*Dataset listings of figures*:

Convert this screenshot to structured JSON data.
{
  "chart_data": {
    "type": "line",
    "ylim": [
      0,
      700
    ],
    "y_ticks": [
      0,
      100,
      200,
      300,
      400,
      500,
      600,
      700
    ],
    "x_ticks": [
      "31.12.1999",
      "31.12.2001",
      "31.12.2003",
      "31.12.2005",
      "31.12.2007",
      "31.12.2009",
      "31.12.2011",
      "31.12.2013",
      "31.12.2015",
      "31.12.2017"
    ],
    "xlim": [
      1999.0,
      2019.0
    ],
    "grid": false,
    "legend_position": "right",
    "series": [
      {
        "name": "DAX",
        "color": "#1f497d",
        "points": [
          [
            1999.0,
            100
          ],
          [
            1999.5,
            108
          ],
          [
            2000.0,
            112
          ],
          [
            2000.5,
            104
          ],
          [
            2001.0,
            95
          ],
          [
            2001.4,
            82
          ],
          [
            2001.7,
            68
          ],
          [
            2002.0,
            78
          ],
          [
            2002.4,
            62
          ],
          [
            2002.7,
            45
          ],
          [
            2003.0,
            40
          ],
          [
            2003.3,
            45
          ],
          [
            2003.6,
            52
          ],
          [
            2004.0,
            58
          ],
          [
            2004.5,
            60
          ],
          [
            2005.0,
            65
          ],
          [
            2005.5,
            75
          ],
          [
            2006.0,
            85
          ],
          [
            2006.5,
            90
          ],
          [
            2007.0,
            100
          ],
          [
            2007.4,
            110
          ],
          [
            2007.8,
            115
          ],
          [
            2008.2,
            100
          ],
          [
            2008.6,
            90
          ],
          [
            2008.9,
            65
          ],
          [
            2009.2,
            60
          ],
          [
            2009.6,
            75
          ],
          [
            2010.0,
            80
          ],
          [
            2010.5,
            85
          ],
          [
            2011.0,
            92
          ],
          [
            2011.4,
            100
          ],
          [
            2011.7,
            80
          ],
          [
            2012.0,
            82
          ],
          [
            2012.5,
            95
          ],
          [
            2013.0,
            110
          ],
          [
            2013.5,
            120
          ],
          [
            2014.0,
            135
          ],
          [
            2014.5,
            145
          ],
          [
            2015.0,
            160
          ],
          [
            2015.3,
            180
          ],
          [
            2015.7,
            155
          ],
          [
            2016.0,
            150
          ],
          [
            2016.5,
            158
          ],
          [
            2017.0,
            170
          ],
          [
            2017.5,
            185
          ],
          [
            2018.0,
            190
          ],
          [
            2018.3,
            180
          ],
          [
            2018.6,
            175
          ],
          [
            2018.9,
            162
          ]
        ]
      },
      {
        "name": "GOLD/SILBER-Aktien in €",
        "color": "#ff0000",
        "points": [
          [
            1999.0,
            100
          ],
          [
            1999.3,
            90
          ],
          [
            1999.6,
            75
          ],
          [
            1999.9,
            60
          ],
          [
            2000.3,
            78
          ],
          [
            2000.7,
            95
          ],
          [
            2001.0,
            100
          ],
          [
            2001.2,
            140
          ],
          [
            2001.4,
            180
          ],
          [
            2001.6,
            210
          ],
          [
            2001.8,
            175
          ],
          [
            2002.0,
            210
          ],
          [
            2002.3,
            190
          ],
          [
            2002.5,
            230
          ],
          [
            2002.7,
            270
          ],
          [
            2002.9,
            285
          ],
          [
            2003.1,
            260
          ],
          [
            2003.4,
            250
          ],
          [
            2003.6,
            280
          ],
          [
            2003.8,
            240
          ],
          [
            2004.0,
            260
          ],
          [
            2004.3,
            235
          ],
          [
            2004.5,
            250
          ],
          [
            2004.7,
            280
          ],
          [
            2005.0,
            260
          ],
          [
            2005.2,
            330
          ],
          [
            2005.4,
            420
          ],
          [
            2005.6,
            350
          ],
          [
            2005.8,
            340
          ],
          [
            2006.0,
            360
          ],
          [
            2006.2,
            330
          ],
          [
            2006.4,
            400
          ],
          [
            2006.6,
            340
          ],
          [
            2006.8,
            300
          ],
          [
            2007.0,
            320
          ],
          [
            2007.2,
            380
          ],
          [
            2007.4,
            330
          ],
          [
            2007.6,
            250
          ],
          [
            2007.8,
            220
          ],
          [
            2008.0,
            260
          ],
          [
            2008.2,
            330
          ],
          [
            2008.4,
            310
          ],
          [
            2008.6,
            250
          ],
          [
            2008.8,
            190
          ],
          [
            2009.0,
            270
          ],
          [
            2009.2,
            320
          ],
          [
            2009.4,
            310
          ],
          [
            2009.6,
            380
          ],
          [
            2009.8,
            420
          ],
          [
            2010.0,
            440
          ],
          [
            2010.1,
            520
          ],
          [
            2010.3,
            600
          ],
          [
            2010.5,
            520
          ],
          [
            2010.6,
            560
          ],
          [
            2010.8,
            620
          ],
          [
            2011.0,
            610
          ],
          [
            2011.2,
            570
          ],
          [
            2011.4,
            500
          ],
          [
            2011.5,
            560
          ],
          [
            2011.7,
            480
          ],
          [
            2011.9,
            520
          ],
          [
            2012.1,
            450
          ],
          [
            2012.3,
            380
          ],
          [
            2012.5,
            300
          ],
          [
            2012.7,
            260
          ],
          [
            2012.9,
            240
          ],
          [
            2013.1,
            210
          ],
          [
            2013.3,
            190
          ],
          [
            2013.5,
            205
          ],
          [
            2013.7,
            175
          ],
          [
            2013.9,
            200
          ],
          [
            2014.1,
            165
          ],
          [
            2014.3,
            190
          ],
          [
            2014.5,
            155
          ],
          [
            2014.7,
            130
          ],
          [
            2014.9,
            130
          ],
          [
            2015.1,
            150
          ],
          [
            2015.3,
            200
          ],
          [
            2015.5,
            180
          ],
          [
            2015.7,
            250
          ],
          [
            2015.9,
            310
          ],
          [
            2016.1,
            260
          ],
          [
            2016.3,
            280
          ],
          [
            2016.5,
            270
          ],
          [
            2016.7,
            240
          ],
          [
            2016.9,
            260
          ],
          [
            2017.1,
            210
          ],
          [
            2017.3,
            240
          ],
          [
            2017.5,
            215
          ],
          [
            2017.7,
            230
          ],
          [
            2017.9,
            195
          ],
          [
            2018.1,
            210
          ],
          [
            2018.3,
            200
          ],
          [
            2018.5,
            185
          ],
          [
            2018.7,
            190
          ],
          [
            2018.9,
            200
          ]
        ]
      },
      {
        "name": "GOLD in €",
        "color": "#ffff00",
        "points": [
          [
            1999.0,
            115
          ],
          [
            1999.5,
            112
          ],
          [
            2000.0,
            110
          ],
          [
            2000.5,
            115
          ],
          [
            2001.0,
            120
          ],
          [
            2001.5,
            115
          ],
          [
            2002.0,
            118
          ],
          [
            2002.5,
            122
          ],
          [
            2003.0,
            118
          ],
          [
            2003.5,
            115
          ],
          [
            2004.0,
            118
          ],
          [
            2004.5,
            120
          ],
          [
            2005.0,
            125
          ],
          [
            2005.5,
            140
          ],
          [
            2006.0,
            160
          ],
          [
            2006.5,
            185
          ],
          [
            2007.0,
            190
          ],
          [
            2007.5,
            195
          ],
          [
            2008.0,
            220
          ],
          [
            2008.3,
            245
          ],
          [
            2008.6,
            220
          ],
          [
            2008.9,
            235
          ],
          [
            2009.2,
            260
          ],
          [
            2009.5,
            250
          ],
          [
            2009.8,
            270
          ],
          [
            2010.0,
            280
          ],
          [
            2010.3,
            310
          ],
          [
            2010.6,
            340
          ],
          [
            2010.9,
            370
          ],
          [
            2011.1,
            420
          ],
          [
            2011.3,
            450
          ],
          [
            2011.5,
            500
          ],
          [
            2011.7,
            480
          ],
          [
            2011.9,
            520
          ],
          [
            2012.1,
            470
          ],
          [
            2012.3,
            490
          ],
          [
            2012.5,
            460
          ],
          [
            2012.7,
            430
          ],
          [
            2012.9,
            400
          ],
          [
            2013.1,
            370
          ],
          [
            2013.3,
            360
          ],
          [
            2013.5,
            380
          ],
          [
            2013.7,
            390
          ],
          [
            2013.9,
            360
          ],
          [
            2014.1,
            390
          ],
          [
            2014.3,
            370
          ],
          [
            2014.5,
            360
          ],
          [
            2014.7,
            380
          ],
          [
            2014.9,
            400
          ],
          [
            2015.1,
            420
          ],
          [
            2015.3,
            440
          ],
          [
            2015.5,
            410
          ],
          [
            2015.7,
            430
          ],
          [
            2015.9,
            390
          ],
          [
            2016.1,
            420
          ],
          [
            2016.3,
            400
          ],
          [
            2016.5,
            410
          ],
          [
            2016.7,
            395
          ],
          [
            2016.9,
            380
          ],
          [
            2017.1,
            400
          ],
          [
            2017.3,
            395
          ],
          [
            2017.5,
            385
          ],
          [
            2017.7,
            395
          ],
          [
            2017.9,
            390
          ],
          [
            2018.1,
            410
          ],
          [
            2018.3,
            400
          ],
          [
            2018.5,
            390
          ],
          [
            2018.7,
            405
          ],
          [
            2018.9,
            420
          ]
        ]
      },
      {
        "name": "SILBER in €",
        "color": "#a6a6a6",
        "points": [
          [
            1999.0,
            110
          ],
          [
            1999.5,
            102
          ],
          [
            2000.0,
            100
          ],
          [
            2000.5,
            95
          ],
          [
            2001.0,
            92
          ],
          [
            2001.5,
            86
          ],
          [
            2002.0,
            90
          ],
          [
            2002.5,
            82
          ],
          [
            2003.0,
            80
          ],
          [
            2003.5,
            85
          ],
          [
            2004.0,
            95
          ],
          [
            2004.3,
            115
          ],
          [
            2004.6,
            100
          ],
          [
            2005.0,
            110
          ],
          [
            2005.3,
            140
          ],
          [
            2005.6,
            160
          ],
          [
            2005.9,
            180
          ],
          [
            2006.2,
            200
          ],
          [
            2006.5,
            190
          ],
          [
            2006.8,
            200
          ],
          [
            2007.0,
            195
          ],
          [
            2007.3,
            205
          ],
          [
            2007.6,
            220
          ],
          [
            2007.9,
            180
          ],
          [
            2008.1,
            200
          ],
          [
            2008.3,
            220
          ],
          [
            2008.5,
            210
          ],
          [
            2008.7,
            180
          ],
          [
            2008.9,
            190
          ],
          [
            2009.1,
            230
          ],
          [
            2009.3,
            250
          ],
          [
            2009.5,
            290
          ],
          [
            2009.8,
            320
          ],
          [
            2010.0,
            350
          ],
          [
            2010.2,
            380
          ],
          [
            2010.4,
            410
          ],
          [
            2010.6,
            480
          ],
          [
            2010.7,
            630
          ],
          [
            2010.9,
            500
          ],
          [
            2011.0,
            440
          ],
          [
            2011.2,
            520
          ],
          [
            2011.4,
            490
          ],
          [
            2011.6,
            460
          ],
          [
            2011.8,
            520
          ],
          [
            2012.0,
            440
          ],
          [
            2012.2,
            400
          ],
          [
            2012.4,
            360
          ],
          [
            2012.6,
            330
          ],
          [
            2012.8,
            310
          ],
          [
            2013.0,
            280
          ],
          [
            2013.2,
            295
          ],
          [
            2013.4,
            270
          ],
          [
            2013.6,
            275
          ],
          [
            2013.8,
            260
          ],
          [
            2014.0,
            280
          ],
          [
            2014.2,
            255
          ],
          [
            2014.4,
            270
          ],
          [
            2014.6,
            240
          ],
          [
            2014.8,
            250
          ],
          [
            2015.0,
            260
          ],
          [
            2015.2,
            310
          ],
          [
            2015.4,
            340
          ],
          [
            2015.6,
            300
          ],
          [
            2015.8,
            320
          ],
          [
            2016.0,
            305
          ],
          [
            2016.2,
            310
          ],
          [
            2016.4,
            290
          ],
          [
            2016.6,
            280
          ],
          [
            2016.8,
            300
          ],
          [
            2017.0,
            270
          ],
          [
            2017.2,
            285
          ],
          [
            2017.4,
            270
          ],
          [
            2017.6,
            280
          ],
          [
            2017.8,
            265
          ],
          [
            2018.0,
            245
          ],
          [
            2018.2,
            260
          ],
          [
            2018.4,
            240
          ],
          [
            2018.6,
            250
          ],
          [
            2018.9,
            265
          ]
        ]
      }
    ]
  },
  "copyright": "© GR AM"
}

*Given task*: Copy every line of the data that holds the string "name".

*Full answer*:
        "name": "DAX",
        "name": "GOLD/SILBER-Aktien in €",
        "name": "GOLD in €",
        "name": "SILBER in €",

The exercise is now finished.